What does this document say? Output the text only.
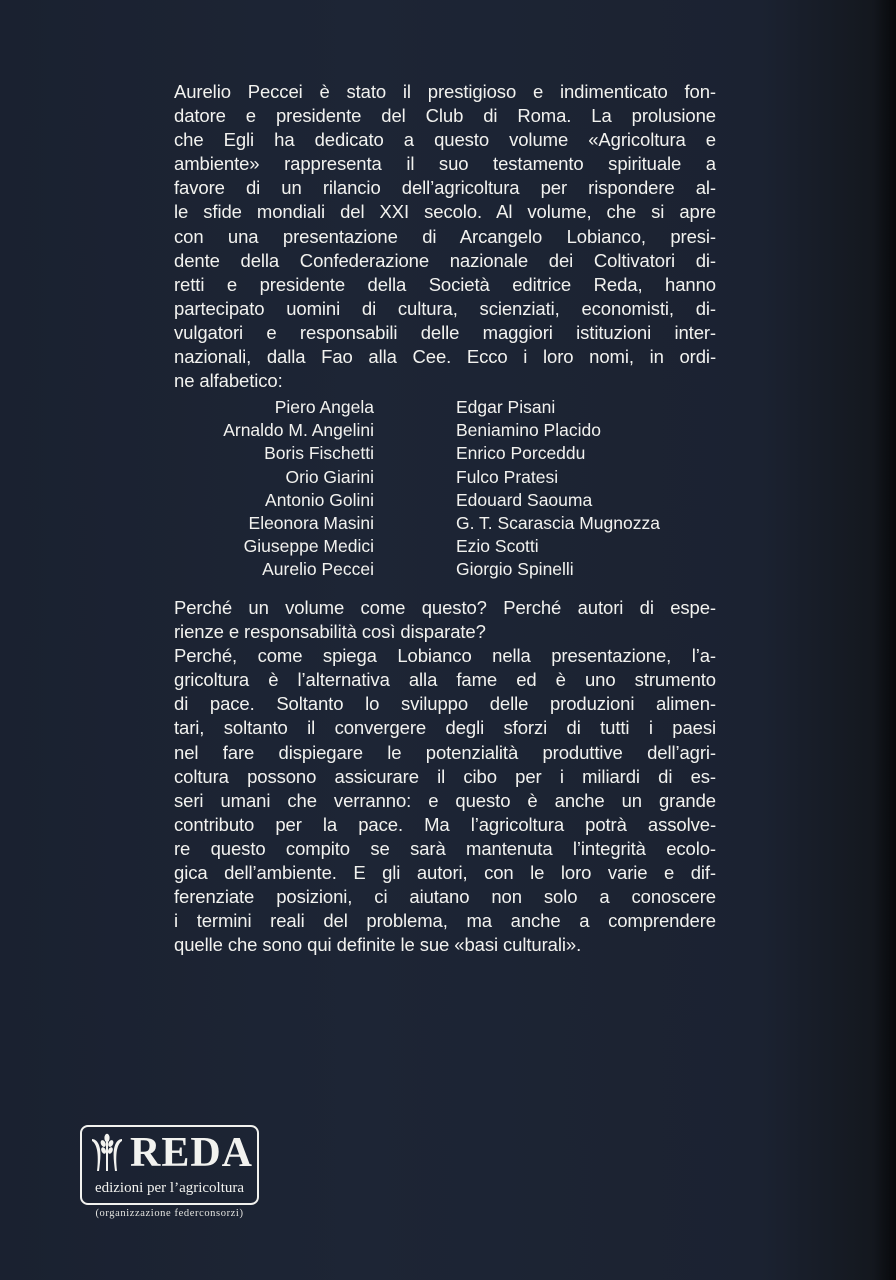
Aurelio Peccei è stato il prestigioso e indimenticato fon-
datore e presidente del Club di Roma. La prolusione
che Egli ha dedicato a questo volume «Agricoltura e
ambiente» rappresenta il suo testamento spirituale a
favore di un rilancio dell’agricoltura per rispondere al-
le sfide mondiali del XXI secolo. Al volume, che si apre
con una presentazione di Arcangelo Lobianco, presi-
dente della Confederazione nazionale dei Coltivatori di-
retti e presidente della Società editrice Reda, hanno
partecipato uomini di cultura, scienziati, economisti, di-
vulgatori e responsabili delle maggiori istituzioni inter-
nazionali, dalla Fao alla Cee. Ecco i loro nomi, in ordi-
ne alfabetico:
Piero Angela
Arnaldo M. Angelini
Boris Fischetti
Orio Giarini
Antonio Golini
Eleonora Masini
Giuseppe Medici
Aurelio Peccei
Edgar Pisani
Beniamino Placido
Enrico Porceddu
Fulco Pratesi
Edouard Saouma
G. T. Scarascia Mugnozza
Ezio Scotti
Giorgio Spinelli
Perché un volume come questo? Perché autori di espe-
rienze e responsabilità così disparate?
Perché, come spiega Lobianco nella presentazione, l’a-
gricoltura è l’alternativa alla fame ed è uno strumento
di pace. Soltanto lo sviluppo delle produzioni alimen-
tari, soltanto il convergere degli sforzi di tutti i paesi
nel fare dispiegare le potenzialità produttive dell’agri-
coltura possono assicurare il cibo per i miliardi di es-
seri umani che verranno: e questo è anche un grande
contributo per la pace. Ma l’agricoltura potrà assolve-
re questo compito se sarà mantenuta l’integrità ecolo-
gica dell’ambiente. E gli autori, con le loro varie e dif-
ferenziate posizioni, ci aiutano non solo a conoscere
i termini reali del problema, ma anche a comprendere
quelle che sono qui definite le sue «basi culturali».
REDA
edizioni per l’agricoltura
(organizzazione federconsorzi)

- **What to work on**
Look through the data and show every line containing "Perché".

- **Written solution**
Perché un volume come questo? Perché autori di espe-
Perché, come spiega Lobianco nella presentazione, l’a-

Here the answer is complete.